Given request: Set down each record exactly as written.

Exercise material:
================
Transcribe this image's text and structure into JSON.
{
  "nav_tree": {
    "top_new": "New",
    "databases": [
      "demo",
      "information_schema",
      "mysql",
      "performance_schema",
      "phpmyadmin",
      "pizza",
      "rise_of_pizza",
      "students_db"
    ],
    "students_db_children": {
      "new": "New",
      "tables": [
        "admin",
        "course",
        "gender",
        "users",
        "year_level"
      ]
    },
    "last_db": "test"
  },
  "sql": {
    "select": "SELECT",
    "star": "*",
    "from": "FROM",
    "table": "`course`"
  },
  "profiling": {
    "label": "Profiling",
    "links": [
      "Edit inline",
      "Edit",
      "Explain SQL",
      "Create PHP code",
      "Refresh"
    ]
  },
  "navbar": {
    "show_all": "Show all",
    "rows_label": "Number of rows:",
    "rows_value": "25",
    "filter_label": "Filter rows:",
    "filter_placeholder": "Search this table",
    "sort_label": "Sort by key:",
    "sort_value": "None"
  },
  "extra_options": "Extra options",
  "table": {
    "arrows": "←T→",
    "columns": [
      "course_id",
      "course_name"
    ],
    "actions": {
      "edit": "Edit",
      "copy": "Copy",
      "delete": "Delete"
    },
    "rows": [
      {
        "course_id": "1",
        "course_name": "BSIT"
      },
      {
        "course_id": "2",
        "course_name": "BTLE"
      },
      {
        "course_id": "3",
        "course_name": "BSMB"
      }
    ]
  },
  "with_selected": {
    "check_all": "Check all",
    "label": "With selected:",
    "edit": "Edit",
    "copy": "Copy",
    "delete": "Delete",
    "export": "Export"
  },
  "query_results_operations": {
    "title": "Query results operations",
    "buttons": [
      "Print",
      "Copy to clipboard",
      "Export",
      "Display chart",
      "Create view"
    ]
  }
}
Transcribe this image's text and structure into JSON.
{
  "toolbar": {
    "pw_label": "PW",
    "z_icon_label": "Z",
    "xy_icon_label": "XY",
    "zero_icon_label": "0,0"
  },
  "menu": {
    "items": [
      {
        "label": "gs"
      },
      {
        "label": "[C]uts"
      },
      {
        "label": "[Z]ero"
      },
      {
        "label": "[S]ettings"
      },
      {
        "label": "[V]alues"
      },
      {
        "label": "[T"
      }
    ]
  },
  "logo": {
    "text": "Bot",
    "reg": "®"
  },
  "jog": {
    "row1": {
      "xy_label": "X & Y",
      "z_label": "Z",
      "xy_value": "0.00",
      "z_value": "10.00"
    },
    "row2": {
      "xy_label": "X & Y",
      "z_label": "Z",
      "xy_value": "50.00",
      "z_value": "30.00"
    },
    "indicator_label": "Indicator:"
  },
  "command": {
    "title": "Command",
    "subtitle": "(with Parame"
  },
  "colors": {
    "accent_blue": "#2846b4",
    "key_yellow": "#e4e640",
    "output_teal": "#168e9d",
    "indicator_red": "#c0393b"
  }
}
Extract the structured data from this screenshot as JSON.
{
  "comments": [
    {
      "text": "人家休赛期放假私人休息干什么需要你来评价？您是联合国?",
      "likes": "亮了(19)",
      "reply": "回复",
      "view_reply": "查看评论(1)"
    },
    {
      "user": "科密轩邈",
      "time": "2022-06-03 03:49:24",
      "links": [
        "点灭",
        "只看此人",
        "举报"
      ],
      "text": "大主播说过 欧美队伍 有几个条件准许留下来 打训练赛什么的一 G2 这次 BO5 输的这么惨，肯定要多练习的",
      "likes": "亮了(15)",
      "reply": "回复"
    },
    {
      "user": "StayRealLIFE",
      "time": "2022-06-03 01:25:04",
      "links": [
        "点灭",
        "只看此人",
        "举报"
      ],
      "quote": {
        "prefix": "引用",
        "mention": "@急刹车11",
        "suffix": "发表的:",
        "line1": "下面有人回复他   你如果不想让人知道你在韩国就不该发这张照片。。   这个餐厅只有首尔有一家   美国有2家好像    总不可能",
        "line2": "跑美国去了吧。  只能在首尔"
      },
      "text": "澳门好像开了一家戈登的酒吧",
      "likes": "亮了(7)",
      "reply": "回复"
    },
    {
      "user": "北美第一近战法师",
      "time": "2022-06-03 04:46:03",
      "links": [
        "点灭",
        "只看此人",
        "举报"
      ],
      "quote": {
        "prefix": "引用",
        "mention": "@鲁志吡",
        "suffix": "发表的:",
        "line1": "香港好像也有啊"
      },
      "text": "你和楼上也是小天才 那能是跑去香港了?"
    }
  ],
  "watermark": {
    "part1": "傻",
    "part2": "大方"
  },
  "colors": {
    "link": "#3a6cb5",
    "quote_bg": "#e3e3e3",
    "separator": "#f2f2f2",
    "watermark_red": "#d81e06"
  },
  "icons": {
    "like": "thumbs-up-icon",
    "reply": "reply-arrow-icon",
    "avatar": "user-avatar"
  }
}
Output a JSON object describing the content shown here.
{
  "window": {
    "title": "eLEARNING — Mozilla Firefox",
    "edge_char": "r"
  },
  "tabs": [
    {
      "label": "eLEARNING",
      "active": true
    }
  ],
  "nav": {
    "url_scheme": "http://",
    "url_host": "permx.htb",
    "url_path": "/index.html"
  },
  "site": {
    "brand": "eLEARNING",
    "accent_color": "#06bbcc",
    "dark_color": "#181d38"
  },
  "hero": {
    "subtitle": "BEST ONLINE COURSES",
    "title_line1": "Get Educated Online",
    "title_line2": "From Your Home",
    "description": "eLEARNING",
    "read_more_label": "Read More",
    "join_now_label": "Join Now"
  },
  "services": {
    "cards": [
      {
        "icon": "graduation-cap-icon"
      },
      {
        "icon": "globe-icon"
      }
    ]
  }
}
================
Answer to this exercise:
Transcribe this image's text and structure into JSON.
{
  "nav_tree": {
    "top_new": "New",
    "databases": [
      "demo",
      "information_schema",
      "mysql",
      "performance_schema",
      "phpmyadmin",
      "pizza",
      "rise_of_pizza",
      "students_db"
    ],
    "students_db_children": {
      "new": "New",
      "tables": [
        "admin",
        "course",
        "gender",
        "users",
        "year_level"
      ]
    },
    "last_db": "test"
  },
  "sql": {
    "select": "SELECT",
    "star": "*",
    "from": "FROM",
    "table": "`course`"
  },
  "profiling": {
    "label": "Profiling",
    "links": [
      "Edit inline",
      "Edit",
      "Explain SQL",
      "Create PHP code",
      "Refresh"
    ]
  },
  "navbar": {
    "show_all": "Show all",
    "rows_label": "Number of rows:",
    "rows_value": "25",
    "filter_label": "Filter rows:",
    "filter_placeholder": "Search this table",
    "sort_label": "Sort by key:",
    "sort_value": "None"
  },
  "extra_options": "Extra options",
  "table": {
    "arrows": "←T→",
    "columns": [
      "course_id",
      "course_name"
    ],
    "actions": {
      "edit": "Edit",
      "copy": "Copy",
      "delete": "Delete"
    },
    "rows": [
      {
        "course_id": "1",
        "course_name": "BSIT"
      },
      {
        "course_id": "2",
        "course_name": "BTLE"
      },
      {
        "course_id": "3",
        "course_name": "BSMB"
      }
    ]
  },
  "with_selected": {
    "check_all": "Check all",
    "label": "With selected:",
    "edit": "Edit",
    "copy": "Copy",
    "delete": "Delete",
    "export": "Export"
  },
  "query_results_operations": {
    "title": "Query results operations",
    "buttons": [
      "Print",
      "Copy to clipboard",
      "Export",
      "Display chart",
      "Create view"
    ]
  }
}
Transcribe this image's text and structure into JSON.
{
  "toolbar": {
    "pw_label": "PW",
    "z_icon_label": "Z",
    "xy_icon_label": "XY",
    "zero_icon_label": "0,0"
  },
  "menu": {
    "items": [
      {
        "label": "gs"
      },
      {
        "label": "[C]uts"
      },
      {
        "label": "[Z]ero"
      },
      {
        "label": "[S]ettings"
      },
      {
        "label": "[V]alues"
      },
      {
        "label": "[T"
      }
    ]
  },
  "logo": {
    "text": "Bot",
    "reg": "®"
  },
  "jog": {
    "row1": {
      "xy_label": "X & Y",
      "z_label": "Z",
      "xy_value": "0.00",
      "z_value": "10.00"
    },
    "row2": {
      "xy_label": "X & Y",
      "z_label": "Z",
      "xy_value": "50.00",
      "z_value": "30.00"
    },
    "indicator_label": "Indicator:"
  },
  "command": {
    "title": "Command",
    "subtitle": "(with Parame"
  },
  "colors": {
    "accent_blue": "#2846b4",
    "key_yellow": "#e4e640",
    "output_teal": "#168e9d",
    "indicator_red": "#c0393b"
  }
}
Extract the structured data from this screenshot as JSON.
{
  "comments": [
    {
      "text": "人家休赛期放假私人休息干什么需要你来评价？您是联合国?",
      "likes": "亮了(19)",
      "reply": "回复",
      "view_reply": "查看评论(1)"
    },
    {
      "user": "科密轩邈",
      "time": "2022-06-03 03:49:24",
      "links": [
        "点灭",
        "只看此人",
        "举报"
      ],
      "text": "大主播说过 欧美队伍 有几个条件准许留下来 打训练赛什么的一 G2 这次 BO5 输的这么惨，肯定要多练习的",
      "likes": "亮了(15)",
      "reply": "回复"
    },
    {
      "user": "StayRealLIFE",
      "time": "2022-06-03 01:25:04",
      "links": [
        "点灭",
        "只看此人",
        "举报"
      ],
      "quote": {
        "prefix": "引用",
        "mention": "@急刹车11",
        "suffix": "发表的:",
        "line1": "下面有人回复他   你如果不想让人知道你在韩国就不该发这张照片。。   这个餐厅只有首尔有一家   美国有2家好像    总不可能",
        "line2": "跑美国去了吧。  只能在首尔"
      },
      "text": "澳门好像开了一家戈登的酒吧",
      "likes": "亮了(7)",
      "reply": "回复"
    },
    {
      "user": "北美第一近战法师",
      "time": "2022-06-03 04:46:03",
      "links": [
        "点灭",
        "只看此人",
        "举报"
      ],
      "quote": {
        "prefix": "引用",
        "mention": "@鲁志吡",
        "suffix": "发表的:",
        "line1": "香港好像也有啊"
      },
      "text": "你和楼上也是小天才 那能是跑去香港了?"
    }
  ],
  "watermark": {
    "part1": "傻",
    "part2": "大方"
  },
  "colors": {
    "link": "#3a6cb5",
    "quote_bg": "#e3e3e3",
    "separator": "#f2f2f2",
    "watermark_red": "#d81e06"
  },
  "icons": {
    "like": "thumbs-up-icon",
    "reply": "reply-arrow-icon",
    "avatar": "user-avatar"
  }
}
Output a JSON object describing the content shown here.
{
  "window": {
    "title": "eLEARNING — Mozilla Firefox",
    "edge_char": "r"
  },
  "tabs": [
    {
      "label": "eLEARNING",
      "active": true
    }
  ],
  "nav": {
    "url_scheme": "http://",
    "url_host": "permx.htb",
    "url_path": "/index.html"
  },
  "site": {
    "brand": "eLEARNING",
    "accent_color": "#06bbcc",
    "dark_color": "#181d38"
  },
  "hero": {
    "subtitle": "BEST ONLINE COURSES",
    "title_line1": "Get Educated Online",
    "title_line2": "From Your Home",
    "description": "eLEARNING",
    "read_more_label": "Read More",
    "join_now_label": "Join Now"
  },
  "services": {
    "cards": [
      {
        "icon": "graduation-cap-icon"
      },
      {
        "icon": "globe-icon"
      }
    ]
  }
}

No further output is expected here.